▶ **WRITTEN TASK**
Pull out every line below containing the word "July".

(Stored records)
■ ■ ■ ■ ■ ■ ■

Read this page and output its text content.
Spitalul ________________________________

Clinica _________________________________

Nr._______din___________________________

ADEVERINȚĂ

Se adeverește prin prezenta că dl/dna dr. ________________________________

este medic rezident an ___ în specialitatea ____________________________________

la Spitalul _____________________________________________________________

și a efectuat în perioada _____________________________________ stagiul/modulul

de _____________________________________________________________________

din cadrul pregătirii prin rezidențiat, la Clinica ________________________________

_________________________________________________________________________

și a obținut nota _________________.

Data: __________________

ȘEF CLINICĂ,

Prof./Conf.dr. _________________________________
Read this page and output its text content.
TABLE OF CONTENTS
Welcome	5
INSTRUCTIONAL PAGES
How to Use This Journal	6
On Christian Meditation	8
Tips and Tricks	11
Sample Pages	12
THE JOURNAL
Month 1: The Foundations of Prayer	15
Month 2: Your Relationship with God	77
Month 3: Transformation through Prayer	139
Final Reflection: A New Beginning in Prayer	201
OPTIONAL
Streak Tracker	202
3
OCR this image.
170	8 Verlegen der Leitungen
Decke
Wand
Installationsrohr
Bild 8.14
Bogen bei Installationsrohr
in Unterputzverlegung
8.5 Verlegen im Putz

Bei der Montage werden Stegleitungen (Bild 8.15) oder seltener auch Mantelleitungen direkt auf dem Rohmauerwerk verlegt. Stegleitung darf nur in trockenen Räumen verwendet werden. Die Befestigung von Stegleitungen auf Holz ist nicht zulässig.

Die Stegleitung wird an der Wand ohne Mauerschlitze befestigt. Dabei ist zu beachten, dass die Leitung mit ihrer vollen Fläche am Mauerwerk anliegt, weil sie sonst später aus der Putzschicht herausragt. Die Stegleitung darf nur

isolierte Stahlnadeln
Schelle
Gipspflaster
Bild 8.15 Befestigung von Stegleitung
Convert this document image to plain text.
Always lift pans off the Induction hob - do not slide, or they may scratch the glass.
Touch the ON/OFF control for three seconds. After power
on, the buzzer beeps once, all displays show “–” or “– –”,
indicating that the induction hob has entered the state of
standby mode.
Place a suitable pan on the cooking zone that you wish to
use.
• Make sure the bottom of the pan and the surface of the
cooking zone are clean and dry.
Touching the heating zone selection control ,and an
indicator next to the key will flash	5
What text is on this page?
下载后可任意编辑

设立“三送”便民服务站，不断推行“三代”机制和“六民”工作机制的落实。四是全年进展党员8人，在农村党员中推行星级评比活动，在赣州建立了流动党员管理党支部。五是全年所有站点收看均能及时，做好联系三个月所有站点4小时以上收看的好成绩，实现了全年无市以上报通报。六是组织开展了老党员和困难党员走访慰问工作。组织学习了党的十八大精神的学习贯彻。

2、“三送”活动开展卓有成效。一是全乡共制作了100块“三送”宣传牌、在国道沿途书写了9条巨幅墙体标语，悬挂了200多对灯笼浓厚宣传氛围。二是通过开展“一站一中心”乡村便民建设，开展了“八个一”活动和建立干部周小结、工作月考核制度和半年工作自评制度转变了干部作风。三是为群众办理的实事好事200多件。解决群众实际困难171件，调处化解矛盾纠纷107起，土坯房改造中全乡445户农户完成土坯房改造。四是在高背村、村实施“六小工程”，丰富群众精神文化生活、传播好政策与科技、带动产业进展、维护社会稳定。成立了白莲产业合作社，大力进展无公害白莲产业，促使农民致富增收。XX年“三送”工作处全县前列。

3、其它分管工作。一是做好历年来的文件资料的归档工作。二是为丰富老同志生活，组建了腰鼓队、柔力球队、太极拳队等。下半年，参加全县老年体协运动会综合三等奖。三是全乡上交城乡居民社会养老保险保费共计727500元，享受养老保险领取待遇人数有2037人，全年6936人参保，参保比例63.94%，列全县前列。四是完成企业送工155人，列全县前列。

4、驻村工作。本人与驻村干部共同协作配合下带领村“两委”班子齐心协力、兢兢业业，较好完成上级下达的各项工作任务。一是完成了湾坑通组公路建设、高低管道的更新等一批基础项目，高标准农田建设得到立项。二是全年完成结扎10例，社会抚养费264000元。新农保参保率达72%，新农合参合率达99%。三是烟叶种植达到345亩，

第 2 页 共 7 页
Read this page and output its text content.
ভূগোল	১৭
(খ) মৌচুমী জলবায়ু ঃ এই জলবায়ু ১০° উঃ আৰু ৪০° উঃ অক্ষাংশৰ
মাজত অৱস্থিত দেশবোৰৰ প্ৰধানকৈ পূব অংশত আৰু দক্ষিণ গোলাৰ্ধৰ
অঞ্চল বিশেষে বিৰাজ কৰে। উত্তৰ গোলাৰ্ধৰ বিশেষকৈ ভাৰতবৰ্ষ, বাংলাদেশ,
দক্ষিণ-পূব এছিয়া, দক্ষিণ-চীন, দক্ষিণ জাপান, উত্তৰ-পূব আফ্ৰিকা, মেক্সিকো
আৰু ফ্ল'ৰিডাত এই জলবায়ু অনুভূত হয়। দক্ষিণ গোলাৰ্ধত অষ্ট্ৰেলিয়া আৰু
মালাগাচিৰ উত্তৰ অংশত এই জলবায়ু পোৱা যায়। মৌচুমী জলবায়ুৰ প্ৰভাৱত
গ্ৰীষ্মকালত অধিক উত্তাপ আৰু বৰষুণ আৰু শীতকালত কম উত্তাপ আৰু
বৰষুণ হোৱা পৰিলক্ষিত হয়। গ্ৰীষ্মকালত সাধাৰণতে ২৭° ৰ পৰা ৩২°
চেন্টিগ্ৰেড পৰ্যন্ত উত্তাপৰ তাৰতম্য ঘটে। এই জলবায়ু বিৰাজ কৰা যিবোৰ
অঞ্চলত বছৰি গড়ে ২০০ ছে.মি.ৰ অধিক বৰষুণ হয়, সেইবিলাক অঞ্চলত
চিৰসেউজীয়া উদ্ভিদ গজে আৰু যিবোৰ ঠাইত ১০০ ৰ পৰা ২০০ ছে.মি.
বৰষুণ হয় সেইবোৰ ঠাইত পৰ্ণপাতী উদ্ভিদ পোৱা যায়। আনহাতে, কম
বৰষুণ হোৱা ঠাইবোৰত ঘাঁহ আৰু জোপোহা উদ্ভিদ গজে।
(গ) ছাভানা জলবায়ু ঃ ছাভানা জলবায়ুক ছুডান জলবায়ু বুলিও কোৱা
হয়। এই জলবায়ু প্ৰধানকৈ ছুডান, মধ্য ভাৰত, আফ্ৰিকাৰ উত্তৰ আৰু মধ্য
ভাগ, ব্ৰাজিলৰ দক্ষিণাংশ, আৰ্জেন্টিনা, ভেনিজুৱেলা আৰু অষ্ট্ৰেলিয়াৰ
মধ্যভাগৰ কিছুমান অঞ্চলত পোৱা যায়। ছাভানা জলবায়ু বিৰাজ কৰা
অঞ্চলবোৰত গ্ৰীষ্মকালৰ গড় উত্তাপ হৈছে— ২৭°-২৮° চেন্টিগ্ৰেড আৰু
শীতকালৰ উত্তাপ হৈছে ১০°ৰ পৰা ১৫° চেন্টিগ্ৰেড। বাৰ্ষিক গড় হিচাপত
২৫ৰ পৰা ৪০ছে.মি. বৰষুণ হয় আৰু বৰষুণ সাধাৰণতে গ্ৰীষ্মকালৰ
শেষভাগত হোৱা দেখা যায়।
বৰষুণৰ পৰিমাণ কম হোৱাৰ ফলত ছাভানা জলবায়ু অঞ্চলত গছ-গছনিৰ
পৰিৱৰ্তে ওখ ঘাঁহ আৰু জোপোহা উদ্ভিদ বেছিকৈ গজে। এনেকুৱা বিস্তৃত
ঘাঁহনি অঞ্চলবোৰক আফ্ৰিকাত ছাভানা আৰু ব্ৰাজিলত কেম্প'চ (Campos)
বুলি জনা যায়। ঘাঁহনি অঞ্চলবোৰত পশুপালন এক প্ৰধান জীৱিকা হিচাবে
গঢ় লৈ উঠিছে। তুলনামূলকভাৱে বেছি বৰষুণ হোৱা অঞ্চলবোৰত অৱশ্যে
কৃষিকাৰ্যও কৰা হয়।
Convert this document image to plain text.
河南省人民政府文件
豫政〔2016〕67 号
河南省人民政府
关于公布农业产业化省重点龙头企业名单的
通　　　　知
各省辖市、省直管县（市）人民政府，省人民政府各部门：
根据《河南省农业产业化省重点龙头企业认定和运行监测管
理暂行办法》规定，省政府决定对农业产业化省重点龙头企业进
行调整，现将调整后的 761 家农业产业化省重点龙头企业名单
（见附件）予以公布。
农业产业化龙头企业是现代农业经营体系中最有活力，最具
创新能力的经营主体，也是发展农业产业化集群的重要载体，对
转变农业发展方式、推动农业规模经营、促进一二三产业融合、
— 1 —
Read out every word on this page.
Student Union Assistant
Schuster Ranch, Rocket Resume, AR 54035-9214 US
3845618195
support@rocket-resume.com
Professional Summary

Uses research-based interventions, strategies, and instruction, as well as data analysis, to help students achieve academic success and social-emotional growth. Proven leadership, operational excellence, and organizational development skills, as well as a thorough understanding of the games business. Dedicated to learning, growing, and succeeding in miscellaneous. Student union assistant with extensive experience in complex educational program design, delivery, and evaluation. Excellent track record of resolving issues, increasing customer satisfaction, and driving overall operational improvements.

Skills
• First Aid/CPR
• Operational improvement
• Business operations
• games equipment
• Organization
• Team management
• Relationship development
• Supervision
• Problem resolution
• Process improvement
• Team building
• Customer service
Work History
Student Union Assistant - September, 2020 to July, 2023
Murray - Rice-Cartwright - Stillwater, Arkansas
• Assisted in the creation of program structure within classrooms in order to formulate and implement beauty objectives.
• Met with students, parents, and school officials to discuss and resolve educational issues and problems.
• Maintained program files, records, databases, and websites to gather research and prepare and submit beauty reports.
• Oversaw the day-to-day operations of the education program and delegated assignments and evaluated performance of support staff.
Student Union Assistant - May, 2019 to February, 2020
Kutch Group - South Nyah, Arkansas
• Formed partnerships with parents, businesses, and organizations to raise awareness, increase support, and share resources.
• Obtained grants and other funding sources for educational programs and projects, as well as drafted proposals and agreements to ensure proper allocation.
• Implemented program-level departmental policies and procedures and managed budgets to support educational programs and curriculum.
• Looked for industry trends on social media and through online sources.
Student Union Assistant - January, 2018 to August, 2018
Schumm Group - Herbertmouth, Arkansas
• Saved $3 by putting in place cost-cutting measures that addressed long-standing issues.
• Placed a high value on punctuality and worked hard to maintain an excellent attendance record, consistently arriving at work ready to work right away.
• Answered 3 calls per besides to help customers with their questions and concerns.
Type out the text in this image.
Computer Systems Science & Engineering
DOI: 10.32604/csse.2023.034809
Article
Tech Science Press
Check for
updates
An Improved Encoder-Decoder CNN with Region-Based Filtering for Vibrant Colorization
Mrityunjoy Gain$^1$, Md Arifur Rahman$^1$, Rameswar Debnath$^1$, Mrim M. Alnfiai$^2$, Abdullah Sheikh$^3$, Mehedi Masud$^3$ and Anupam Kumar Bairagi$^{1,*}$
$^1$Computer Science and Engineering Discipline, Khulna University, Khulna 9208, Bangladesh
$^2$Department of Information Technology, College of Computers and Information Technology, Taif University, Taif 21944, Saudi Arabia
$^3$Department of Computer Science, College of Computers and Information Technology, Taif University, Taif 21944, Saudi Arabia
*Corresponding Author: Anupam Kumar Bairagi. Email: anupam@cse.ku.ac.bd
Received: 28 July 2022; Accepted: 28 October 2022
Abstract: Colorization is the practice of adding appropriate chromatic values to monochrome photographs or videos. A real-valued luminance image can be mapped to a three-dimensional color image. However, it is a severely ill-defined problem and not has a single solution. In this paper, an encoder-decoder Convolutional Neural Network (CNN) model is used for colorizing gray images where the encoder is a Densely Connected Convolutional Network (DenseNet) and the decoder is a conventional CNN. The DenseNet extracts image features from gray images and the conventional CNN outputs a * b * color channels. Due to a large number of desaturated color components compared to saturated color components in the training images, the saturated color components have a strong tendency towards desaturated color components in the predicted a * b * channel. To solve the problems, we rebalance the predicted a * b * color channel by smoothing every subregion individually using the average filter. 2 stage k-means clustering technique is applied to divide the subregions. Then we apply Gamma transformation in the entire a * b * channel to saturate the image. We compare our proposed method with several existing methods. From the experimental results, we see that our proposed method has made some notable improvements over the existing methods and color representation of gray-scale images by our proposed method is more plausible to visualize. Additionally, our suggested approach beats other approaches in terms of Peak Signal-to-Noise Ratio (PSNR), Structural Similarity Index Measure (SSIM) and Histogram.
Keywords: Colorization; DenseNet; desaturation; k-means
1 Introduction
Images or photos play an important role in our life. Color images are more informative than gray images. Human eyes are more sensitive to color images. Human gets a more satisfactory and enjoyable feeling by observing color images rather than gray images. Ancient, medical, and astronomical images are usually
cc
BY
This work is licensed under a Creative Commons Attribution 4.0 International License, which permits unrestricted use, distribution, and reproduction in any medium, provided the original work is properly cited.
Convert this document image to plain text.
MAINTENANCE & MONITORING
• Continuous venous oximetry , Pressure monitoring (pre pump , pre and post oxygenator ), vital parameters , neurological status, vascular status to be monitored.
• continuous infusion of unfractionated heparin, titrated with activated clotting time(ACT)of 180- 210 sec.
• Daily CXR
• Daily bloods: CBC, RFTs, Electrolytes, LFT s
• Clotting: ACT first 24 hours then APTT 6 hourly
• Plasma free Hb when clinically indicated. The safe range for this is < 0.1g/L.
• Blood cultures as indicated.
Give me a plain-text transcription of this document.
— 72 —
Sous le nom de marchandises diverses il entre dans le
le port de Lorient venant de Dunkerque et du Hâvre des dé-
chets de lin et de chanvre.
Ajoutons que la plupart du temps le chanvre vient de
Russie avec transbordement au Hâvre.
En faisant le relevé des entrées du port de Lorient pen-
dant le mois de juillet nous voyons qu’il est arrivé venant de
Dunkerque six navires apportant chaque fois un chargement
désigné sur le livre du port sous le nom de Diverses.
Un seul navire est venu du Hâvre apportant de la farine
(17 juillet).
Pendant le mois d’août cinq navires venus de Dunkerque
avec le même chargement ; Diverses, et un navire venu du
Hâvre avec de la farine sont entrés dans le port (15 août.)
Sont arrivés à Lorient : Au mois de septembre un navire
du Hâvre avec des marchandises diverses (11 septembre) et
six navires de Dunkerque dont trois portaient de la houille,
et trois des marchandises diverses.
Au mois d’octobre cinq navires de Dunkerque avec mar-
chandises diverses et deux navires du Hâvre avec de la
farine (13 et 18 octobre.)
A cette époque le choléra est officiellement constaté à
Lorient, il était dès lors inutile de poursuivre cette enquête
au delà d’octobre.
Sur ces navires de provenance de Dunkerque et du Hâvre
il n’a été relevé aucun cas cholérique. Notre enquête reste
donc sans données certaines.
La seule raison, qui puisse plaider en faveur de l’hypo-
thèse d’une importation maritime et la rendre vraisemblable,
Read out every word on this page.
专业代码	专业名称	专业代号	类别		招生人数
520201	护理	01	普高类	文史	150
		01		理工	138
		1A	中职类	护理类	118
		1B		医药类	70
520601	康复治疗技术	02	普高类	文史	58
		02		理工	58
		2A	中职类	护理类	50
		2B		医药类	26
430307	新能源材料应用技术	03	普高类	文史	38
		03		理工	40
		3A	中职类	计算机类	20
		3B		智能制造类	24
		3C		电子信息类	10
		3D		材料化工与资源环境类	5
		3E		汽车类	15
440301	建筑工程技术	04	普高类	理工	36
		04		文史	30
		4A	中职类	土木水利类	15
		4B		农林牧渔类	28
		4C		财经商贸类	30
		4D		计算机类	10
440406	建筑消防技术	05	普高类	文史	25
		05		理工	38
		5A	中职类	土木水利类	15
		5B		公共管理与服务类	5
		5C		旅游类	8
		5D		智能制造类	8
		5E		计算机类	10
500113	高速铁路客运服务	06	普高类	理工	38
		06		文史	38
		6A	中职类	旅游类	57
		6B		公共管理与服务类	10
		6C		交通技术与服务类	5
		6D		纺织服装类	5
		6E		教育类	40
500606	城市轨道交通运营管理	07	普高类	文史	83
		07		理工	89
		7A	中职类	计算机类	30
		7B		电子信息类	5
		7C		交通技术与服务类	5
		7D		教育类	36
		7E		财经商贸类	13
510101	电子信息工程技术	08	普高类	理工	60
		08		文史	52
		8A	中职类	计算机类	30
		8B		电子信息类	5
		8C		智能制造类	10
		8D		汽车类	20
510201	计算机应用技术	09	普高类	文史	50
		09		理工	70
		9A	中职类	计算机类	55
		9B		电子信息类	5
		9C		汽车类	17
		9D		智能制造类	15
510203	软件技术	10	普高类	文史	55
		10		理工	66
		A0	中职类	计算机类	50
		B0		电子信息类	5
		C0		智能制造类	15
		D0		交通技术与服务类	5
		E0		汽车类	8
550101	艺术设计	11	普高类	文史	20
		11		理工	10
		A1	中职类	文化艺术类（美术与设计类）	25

■ ■ ■ ■ ■ ■ ■

▶ **REPLY**
Student Union Assistant - September, 2020 to July, 2023
Received: 28 July 2022; Accepted: 28 October 2022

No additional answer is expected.